Requirement 1 - In the ChIP-seq simulation notebook, which values make up the MULTIPLIERS list?
Requirement 2 - Write the next part of the ChIP-seq simulation notebook, starting after its final line.
::: Text block :::
# Analysis of ChIP-seq simulation

In [None]:
import glob
%matplotlib inline
%config InlineBackend.figure_format='retina'
import matplotlib.pyplot as plt

import os

import pandas as pd
import seaborn as sns
from tqdm.auto import tqdm
sns.set_style("whitegrid")
import tempfile
import numpy as np

In [None]:
PATH = os.path.expanduser('~/data/2023_chips')
N = 5
MULTIPLIERS = [1.0, 0.5, 0.2]

FIGURES_DIR = f'{PATH}/pics'
EXT = 'png'
! mkdir -p {FIGURES_DIR}
! rm {FIGURES_DIR}/*

# Chips models analysis

In [None]:
import json

models_df = pd.DataFrame(columns=['Modification', 'Model', 'k', 'theta', 'prc_rate', 'f', 's'],
                         dtype=object)
for modification in ['H3K27ac', 'H3K27me3', 'H3K36me3', 'H3K4me1', 'H3K4me3']:
    path = os.path.join(PATH, 'models', f'{modification}.json')
    with open(path) as f:
        m = json.load(f)
        k, theta, prc_rate, f, s = m['frag']['k'], m['frag']['theta'], m['pcr_rate'], \
            m['pulldown']['f'], m['pulldown']['s']
        models_df.loc[len(models_df)] = (modification, path, k, theta, prc_rate, f, s)
::: Dataset entries :::
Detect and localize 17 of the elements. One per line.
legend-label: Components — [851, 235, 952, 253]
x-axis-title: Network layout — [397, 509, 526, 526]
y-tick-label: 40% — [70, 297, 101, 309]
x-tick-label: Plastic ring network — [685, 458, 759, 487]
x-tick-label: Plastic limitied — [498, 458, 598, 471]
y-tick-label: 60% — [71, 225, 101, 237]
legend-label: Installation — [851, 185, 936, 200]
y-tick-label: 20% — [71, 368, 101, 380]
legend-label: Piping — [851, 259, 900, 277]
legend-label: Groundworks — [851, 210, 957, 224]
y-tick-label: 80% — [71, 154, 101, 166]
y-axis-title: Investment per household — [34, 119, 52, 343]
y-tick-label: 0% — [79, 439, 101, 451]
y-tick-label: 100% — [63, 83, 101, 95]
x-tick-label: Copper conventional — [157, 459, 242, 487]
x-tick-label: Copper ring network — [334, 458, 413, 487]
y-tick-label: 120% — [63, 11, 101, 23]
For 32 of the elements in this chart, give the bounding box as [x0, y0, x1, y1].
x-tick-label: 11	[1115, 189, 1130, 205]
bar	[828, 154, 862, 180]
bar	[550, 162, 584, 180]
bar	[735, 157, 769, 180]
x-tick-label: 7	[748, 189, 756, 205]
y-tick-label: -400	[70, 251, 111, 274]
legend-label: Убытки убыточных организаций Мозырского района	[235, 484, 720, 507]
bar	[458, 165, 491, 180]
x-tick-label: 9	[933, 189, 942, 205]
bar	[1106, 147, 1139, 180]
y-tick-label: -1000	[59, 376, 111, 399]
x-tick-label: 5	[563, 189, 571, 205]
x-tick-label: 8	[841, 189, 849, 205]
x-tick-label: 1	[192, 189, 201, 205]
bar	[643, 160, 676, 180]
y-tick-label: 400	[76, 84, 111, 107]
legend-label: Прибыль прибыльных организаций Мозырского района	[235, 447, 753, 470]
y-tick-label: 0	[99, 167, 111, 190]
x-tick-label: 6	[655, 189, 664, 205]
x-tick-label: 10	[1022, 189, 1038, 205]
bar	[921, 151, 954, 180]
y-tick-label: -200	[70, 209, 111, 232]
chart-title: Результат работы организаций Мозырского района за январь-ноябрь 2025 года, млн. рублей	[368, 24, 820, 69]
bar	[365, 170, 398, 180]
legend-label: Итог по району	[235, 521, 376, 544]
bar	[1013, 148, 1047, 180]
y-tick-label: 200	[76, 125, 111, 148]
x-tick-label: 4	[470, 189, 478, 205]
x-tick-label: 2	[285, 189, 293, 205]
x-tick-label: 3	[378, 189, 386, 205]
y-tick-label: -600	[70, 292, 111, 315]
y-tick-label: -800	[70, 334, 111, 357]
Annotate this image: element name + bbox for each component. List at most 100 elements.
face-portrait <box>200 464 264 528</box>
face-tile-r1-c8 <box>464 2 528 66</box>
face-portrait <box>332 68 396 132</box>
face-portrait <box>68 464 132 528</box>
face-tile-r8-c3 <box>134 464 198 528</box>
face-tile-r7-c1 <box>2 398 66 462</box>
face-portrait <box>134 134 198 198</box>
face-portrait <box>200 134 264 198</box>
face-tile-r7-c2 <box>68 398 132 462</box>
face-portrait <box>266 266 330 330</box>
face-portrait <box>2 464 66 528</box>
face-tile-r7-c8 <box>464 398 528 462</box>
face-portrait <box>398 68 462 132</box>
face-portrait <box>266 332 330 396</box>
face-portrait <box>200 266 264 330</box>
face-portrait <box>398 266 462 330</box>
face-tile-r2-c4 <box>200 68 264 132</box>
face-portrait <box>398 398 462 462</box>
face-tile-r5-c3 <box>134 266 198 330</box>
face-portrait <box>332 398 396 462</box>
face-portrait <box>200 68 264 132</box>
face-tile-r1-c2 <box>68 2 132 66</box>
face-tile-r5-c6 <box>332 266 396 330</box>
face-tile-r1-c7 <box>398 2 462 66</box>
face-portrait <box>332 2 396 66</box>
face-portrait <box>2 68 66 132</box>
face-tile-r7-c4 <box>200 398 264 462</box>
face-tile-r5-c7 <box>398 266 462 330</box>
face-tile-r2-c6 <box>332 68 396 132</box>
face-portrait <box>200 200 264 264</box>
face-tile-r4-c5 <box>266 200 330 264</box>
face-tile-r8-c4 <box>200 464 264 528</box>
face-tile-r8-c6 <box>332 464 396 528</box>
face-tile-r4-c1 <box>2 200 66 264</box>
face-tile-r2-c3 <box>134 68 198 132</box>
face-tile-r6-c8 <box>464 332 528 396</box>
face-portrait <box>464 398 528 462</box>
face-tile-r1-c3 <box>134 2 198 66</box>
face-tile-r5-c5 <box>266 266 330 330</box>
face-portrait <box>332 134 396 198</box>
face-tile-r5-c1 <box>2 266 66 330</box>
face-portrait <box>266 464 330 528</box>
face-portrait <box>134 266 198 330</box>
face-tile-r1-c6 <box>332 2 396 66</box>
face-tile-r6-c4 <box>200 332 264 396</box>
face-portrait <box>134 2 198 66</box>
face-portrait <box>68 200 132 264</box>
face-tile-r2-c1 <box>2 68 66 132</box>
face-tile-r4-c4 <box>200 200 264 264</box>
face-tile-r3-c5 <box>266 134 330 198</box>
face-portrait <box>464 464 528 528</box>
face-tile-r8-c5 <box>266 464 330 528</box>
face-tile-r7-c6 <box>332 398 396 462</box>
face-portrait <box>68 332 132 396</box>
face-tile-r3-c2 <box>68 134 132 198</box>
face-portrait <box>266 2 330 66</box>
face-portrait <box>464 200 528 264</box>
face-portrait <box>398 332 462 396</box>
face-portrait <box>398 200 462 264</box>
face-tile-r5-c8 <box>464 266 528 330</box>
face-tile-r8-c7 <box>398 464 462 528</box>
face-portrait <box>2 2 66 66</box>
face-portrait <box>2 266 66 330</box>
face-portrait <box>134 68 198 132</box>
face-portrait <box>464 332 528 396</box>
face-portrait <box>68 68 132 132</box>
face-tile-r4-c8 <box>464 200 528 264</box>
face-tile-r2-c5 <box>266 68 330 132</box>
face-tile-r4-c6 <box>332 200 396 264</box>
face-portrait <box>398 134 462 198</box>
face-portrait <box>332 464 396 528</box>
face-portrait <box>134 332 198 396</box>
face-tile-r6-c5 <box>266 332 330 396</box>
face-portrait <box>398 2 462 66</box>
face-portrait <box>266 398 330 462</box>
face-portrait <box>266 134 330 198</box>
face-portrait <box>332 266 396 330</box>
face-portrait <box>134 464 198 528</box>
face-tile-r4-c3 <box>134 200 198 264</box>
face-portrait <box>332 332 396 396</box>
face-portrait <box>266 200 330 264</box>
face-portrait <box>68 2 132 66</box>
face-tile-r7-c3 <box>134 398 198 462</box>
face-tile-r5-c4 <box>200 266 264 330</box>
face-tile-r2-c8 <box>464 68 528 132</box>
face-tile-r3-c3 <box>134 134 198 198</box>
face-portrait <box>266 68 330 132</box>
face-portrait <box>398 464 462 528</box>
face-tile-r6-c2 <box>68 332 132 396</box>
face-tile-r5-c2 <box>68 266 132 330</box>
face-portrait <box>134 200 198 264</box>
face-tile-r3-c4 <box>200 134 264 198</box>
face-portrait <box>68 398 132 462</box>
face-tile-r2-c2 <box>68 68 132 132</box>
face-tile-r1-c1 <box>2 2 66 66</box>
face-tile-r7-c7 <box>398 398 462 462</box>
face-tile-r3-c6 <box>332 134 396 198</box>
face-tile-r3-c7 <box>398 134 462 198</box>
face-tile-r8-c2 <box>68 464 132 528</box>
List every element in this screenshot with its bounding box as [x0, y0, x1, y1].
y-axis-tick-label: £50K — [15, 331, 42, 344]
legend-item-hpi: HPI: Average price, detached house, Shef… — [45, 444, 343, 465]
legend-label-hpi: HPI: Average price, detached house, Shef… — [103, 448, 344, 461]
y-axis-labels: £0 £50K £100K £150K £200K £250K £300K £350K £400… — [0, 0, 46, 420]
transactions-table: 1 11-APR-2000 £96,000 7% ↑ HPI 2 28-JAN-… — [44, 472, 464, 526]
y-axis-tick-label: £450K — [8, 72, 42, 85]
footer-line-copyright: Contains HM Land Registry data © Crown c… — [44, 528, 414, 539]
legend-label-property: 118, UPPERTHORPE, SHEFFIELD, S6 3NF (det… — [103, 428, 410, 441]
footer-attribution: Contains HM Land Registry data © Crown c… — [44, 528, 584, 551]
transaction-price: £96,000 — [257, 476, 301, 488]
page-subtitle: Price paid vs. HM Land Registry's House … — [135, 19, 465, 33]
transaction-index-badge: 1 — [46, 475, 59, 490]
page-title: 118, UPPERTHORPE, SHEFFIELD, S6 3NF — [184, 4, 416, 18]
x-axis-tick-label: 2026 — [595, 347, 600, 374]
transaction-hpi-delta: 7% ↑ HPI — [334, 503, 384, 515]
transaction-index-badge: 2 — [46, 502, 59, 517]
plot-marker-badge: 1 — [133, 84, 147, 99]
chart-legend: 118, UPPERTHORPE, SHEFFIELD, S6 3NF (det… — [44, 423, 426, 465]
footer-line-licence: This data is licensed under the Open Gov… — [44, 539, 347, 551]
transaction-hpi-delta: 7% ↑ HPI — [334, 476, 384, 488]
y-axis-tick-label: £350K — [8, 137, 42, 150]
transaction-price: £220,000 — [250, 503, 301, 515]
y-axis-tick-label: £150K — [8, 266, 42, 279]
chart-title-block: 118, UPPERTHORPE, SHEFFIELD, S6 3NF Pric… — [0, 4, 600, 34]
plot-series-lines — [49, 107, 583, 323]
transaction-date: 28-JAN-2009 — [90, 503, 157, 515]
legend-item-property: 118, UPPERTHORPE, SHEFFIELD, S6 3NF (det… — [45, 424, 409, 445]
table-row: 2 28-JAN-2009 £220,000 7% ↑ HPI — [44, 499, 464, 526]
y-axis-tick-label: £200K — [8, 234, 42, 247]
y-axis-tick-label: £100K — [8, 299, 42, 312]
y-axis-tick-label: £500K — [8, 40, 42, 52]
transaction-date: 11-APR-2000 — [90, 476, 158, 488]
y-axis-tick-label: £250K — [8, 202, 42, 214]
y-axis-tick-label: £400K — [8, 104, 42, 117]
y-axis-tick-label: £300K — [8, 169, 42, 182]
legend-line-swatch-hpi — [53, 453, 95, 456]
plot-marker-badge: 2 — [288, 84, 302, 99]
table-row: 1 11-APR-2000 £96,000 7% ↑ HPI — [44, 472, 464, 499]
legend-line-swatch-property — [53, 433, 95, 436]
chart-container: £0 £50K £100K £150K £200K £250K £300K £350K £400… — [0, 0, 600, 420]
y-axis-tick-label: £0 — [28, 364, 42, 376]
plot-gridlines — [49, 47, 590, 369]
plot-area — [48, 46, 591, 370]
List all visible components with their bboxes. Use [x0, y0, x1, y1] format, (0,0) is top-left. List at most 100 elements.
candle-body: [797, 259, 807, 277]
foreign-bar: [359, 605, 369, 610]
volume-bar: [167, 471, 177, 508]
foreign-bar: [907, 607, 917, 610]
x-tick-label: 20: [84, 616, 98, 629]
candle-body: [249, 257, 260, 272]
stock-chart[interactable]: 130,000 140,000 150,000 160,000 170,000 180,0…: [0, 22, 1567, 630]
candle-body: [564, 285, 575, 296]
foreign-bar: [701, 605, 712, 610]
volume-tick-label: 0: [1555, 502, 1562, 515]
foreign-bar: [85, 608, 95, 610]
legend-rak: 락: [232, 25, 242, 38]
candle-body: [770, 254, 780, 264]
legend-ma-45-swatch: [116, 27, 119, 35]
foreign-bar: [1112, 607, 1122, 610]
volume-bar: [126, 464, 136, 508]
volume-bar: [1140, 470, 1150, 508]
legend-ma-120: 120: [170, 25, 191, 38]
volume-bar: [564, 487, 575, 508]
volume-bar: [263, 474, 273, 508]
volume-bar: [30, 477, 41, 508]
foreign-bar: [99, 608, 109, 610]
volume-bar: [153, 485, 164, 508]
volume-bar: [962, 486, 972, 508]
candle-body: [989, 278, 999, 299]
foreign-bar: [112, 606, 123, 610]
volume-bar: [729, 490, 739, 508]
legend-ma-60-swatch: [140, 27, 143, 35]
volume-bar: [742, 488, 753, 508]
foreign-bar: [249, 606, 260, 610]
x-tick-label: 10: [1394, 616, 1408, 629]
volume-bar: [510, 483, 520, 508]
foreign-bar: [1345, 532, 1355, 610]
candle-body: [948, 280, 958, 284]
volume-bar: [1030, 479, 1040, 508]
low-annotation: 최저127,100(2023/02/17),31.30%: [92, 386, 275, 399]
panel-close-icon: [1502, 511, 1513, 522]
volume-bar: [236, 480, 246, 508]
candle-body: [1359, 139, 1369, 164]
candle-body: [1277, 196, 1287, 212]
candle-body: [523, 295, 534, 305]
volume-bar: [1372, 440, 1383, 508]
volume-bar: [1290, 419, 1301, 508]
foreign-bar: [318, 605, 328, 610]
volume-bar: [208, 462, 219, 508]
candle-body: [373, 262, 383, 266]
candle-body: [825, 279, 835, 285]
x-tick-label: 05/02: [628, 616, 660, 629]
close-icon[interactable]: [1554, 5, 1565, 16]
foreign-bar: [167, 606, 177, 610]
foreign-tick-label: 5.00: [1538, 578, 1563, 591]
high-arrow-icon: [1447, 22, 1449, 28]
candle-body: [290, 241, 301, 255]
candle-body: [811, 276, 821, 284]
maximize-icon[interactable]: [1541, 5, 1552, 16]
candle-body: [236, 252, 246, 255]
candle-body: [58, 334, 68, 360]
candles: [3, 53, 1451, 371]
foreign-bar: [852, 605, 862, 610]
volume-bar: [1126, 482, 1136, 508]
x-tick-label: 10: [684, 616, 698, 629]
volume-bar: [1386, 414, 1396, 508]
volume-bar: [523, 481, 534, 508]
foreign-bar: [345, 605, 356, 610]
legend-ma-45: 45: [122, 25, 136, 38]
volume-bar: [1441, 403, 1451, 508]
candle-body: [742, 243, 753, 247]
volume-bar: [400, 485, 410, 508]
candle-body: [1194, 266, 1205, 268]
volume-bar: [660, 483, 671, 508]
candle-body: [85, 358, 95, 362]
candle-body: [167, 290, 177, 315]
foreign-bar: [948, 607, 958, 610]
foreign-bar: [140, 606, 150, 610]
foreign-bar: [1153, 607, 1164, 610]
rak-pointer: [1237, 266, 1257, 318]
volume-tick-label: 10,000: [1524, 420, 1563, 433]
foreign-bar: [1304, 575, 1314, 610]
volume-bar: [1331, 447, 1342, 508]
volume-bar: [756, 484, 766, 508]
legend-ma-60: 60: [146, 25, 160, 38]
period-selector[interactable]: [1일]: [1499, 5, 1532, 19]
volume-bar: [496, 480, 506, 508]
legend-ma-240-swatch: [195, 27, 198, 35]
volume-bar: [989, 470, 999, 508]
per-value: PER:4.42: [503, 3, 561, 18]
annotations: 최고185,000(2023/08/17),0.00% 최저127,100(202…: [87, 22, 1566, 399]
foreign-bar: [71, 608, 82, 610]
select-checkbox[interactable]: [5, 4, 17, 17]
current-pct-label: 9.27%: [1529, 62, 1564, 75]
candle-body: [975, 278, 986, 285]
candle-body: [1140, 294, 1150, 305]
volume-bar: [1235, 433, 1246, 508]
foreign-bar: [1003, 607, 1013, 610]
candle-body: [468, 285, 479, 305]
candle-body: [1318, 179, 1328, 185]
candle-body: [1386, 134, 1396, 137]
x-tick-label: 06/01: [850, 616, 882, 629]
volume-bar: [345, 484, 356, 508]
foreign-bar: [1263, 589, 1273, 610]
:::
Answer box 1 - 1.0, 0.5, and 0.2

Answer box 2 -
models_df.to_csv(os.path.join(PATH, 'models.tsv'), sep='\t', index=None)
models_df

In [None]:
fig = plt.figure(figsize=(4, 4))
sns.scatterplot(data=models_df, x='k', y='theta', hue='Modification', markers=True)
plt.title(f'Fragment lengths gamma distribution')
plt.tight_layout()
plt.savefig(os.path.join(FIGURES_DIR, f'models_fragments_gamma.{EXT}'), bbox_inches='tight', dpi=300)
plt.show()

In [None]:
fig = plt.figure(figsize=(4, 4))
sns.scatterplot(data=models_df, x='s', y='f', hue='Modification', markers=True)
plt.title(f'Fraction of Reads in Peaks vs Bound Genome Fraction')
plt.xlabel('Fraction of Reads in Peaks')
plt.ylabel('Bound Genome Fraction')
plt.tight_layout()
plt.savefig(os.path.join(FIGURES_DIR, f'models_frip_vs_bound_genome.{EXT}'), bbox_inches='tight', dpi=300)
plt.show()

# Report analysis

In [None]:
def bedl(file):
    try:
        tf = pd.read_csv(file, sep='\t', header=None)
        return tf[2] - tf[1]
    except:
        return np.zeros(0)  # Empty file


def lines(file):
    try:
        tf = pd.read_csv(file, sep='\t', header=None)
        return len(tf)
    except:
        return 0  # Empty file

def d(a, b):
    return a / b if b != 0 else 0

def last_col(file):
    try:
        cols = len(pd.read_csv(file, sep='\t', nrows=1, header=None).columns)
        return pd.read_csv(file, sep='\t', header=None, usecols=[cols - 1])[cols - 1]
    except:
        return np.zeros(0)  # Empty file


def sorted_file(file):
    ts = tempfile.mktemp()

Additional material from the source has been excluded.